◆ Written task
Copy all of the material below exactly.

◆ Information shown
++++

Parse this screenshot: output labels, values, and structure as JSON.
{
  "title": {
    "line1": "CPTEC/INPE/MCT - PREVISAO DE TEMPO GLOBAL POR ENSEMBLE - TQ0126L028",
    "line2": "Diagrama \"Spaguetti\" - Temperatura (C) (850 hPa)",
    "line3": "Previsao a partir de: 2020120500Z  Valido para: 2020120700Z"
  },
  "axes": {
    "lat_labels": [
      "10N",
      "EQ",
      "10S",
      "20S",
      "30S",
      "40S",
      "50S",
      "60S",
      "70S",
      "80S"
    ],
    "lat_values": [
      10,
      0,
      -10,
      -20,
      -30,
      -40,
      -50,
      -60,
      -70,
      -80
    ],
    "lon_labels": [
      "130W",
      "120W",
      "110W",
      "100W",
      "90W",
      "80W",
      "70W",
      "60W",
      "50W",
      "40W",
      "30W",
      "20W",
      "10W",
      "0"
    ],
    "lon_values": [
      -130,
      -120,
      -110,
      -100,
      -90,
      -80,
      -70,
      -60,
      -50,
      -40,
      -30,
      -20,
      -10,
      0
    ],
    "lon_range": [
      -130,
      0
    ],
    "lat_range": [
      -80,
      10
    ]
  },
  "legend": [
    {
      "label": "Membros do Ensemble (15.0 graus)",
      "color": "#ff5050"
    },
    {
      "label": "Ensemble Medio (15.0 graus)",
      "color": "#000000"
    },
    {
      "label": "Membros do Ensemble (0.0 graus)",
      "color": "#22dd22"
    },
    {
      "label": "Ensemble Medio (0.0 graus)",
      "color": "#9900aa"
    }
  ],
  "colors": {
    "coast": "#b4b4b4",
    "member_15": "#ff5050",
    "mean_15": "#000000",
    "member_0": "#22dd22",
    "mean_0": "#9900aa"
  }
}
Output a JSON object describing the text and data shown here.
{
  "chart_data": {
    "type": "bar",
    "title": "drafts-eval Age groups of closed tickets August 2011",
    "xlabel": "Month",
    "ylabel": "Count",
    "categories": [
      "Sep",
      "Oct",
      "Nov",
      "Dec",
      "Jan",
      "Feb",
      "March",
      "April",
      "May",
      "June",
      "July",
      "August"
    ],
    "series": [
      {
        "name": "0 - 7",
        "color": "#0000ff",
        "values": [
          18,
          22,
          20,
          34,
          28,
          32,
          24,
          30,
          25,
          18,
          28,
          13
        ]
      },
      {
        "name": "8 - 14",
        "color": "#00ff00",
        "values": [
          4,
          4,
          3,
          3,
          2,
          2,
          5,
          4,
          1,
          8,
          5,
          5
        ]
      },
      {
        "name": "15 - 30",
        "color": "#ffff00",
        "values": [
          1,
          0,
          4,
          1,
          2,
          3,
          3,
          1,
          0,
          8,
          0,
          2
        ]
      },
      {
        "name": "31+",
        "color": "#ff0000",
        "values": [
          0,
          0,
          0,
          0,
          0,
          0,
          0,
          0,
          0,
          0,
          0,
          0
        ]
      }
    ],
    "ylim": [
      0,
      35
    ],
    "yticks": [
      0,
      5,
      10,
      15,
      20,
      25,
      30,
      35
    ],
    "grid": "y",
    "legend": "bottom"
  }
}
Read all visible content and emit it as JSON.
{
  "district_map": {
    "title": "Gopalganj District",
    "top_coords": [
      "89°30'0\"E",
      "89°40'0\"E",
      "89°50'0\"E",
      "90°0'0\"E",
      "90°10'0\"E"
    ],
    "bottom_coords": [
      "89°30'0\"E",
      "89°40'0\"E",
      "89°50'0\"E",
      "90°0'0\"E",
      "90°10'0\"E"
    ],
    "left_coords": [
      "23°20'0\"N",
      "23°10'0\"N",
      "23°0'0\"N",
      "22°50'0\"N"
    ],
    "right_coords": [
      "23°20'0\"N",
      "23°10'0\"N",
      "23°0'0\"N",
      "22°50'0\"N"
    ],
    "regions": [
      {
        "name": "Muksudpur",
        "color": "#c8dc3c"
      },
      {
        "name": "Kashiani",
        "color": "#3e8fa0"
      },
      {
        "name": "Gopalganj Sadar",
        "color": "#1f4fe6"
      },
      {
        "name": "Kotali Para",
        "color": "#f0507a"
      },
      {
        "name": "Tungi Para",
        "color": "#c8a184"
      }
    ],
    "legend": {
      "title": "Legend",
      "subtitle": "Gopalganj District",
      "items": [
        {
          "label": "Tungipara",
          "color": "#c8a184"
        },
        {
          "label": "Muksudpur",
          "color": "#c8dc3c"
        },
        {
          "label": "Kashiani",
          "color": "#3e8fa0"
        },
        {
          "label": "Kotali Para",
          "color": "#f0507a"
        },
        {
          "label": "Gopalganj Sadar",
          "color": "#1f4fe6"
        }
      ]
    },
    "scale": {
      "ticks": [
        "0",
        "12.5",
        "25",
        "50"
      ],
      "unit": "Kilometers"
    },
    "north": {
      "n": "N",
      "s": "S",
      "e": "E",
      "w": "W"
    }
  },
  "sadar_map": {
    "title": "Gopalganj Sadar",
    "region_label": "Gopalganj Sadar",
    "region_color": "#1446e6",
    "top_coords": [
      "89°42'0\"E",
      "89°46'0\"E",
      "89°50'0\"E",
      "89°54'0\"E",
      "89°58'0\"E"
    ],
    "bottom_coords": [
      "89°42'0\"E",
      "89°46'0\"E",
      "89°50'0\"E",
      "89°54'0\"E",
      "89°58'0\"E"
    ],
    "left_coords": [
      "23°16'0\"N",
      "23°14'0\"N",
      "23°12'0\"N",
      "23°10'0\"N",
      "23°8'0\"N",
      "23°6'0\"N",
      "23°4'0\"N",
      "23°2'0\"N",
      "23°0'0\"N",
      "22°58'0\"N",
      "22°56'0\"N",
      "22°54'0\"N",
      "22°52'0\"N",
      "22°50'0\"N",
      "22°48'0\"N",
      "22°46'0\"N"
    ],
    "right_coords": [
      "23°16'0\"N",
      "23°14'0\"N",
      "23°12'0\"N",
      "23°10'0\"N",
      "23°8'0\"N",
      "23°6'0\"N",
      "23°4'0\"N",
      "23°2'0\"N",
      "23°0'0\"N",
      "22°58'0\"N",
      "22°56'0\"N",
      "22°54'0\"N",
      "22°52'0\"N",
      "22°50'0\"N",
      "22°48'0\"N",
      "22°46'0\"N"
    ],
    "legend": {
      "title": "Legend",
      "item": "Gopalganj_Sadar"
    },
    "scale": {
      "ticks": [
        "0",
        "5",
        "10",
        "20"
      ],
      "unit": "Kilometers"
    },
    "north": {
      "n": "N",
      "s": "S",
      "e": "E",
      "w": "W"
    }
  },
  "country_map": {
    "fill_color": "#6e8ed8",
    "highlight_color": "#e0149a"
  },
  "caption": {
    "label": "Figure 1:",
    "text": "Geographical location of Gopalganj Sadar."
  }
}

++++

◆ Finished exercise
Parse this screenshot: output labels, values, and structure as JSON.
{
  "title": {
    "line1": "CPTEC/INPE/MCT - PREVISAO DE TEMPO GLOBAL POR ENSEMBLE - TQ0126L028",
    "line2": "Diagrama \"Spaguetti\" - Temperatura (C) (850 hPa)",
    "line3": "Previsao a partir de: 2020120500Z  Valido para: 2020120700Z"
  },
  "axes": {
    "lat_labels": [
      "10N",
      "EQ",
      "10S",
      "20S",
      "30S",
      "40S",
      "50S",
      "60S",
      "70S",
      "80S"
    ],
    "lat_values": [
      10,
      0,
      -10,
      -20,
      -30,
      -40,
      -50,
      -60,
      -70,
      -80
    ],
    "lon_labels": [
      "130W",
      "120W",
      "110W",
      "100W",
      "90W",
      "80W",
      "70W",
      "60W",
      "50W",
      "40W",
      "30W",
      "20W",
      "10W",
      "0"
    ],
    "lon_values": [
      -130,
      -120,
      -110,
      -100,
      -90,
      -80,
      -70,
      -60,
      -50,
      -40,
      -30,
      -20,
      -10,
      0
    ],
    "lon_range": [
      -130,
      0
    ],
    "lat_range": [
      -80,
      10
    ]
  },
  "legend": [
    {
      "label": "Membros do Ensemble (15.0 graus)",
      "color": "#ff5050"
    },
    {
      "label": "Ensemble Medio (15.0 graus)",
      "color": "#000000"
    },
    {
      "label": "Membros do Ensemble (0.0 graus)",
      "color": "#22dd22"
    },
    {
      "label": "Ensemble Medio (0.0 graus)",
      "color": "#9900aa"
    }
  ],
  "colors": {
    "coast": "#b4b4b4",
    "member_15": "#ff5050",
    "mean_15": "#000000",
    "member_0": "#22dd22",
    "mean_0": "#9900aa"
  }
}
Output a JSON object describing the text and data shown here.
{
  "chart_data": {
    "type": "bar",
    "title": "drafts-eval Age groups of closed tickets August 2011",
    "xlabel": "Month",
    "ylabel": "Count",
    "categories": [
      "Sep",
      "Oct",
      "Nov",
      "Dec",
      "Jan",
      "Feb",
      "March",
      "April",
      "May",
      "June",
      "July",
      "August"
    ],
    "series": [
      {
        "name": "0 - 7",
        "color": "#0000ff",
        "values": [
          18,
          22,
          20,
          34,
          28,
          32,
          24,
          30,
          25,
          18,
          28,
          13
        ]
      },
      {
        "name": "8 - 14",
        "color": "#00ff00",
        "values": [
          4,
          4,
          3,
          3,
          2,
          2,
          5,
          4,
          1,
          8,
          5,
          5
        ]
      },
      {
        "name": "15 - 30",
        "color": "#ffff00",
        "values": [
          1,
          0,
          4,
          1,
          2,
          3,
          3,
          1,
          0,
          8,
          0,
          2
        ]
      },
      {
        "name": "31+",
        "color": "#ff0000",
        "values": [
          0,
          0,
          0,
          0,
          0,
          0,
          0,
          0,
          0,
          0,
          0,
          0
        ]
      }
    ],
    "ylim": [
      0,
      35
    ],
    "yticks": [
      0,
      5,
      10,
      15,
      20,
      25,
      30,
      35
    ],
    "grid": "y",
    "legend": "bottom"
  }
}
Read all visible content and emit it as JSON.
{
  "district_map": {
    "title": "Gopalganj District",
    "top_coords": [
      "89°30'0\"E",
      "89°40'0\"E",
      "89°50'0\"E",
      "90°0'0\"E",
      "90°10'0\"E"
    ],
    "bottom_coords": [
      "89°30'0\"E",
      "89°40'0\"E",
      "89°50'0\"E",
      "90°0'0\"E",
      "90°10'0\"E"
    ],
    "left_coords": [
      "23°20'0\"N",
      "23°10'0\"N",
      "23°0'0\"N",
      "22°50'0\"N"
    ],
    "right_coords": [
      "23°20'0\"N",
      "23°10'0\"N",
      "23°0'0\"N",
      "22°50'0\"N"
    ],
    "regions": [
      {
        "name": "Muksudpur",
        "color": "#c8dc3c"
      },
      {
        "name": "Kashiani",
        "color": "#3e8fa0"
      },
      {
        "name": "Gopalganj Sadar",
        "color": "#1f4fe6"
      },
      {
        "name": "Kotali Para",
        "color": "#f0507a"
      },
      {
        "name": "Tungi Para",
        "color": "#c8a184"
      }
    ],
    "legend": {
      "title": "Legend",
      "subtitle": "Gopalganj District",
      "items": [
        {
          "label": "Tungipara",
          "color": "#c8a184"
        },
        {
          "label": "Muksudpur",
          "color": "#c8dc3c"
        },
        {
          "label": "Kashiani",
          "color": "#3e8fa0"
        },
        {
          "label": "Kotali Para",
          "color": "#f0507a"
        },
        {
          "label": "Gopalganj Sadar",
          "color": "#1f4fe6"
        }
      ]
    },
    "scale": {
      "ticks": [
        "0",
        "12.5",
        "25",
        "50"
      ],
      "unit": "Kilometers"
    },
    "north": {
      "n": "N",
      "s": "S",
      "e": "E",
      "w": "W"
    }
  },
  "sadar_map": {
    "title": "Gopalganj Sadar",
    "region_label": "Gopalganj Sadar",
    "region_color": "#1446e6",
    "top_coords": [
      "89°42'0\"E",
      "89°46'0\"E",
      "89°50'0\"E",
      "89°54'0\"E",
      "89°58'0\"E"
    ],
    "bottom_coords": [
      "89°42'0\"E",
      "89°46'0\"E",
      "89°50'0\"E",
      "89°54'0\"E",
      "89°58'0\"E"
    ],
    "left_coords": [
      "23°16'0\"N",
      "23°14'0\"N",
      "23°12'0\"N",
      "23°10'0\"N",
      "23°8'0\"N",
      "23°6'0\"N",
      "23°4'0\"N",
      "23°2'0\"N",
      "23°0'0\"N",
      "22°58'0\"N",
      "22°56'0\"N",
      "22°54'0\"N",
      "22°52'0\"N",
      "22°50'0\"N",
      "22°48'0\"N",
      "22°46'0\"N"
    ],
    "right_coords": [
      "23°16'0\"N",
      "23°14'0\"N",
      "23°12'0\"N",
      "23°10'0\"N",
      "23°8'0\"N",
      "23°6'0\"N",
      "23°4'0\"N",
      "23°2'0\"N",
      "23°0'0\"N",
      "22°58'0\"N",
      "22°56'0\"N",
      "22°54'0\"N",
      "22°52'0\"N",
      "22°50'0\"N",
      "22°48'0\"N",
      "22°46'0\"N"
    ],
    "legend": {
      "title": "Legend",
      "item": "Gopalganj_Sadar"
    },
    "scale": {
      "ticks": [
        "0",
        "5",
        "10",
        "20"
      ],
      "unit": "Kilometers"
    },
    "north": {
      "n": "N",
      "s": "S",
      "e": "E",
      "w": "W"
    }
  },
  "country_map": {
    "fill_color": "#6e8ed8",
    "highlight_color": "#e0149a"
  },
  "caption": {
    "label": "Figure 1:",
    "text": "Geographical location of Gopalganj Sadar."
  }
}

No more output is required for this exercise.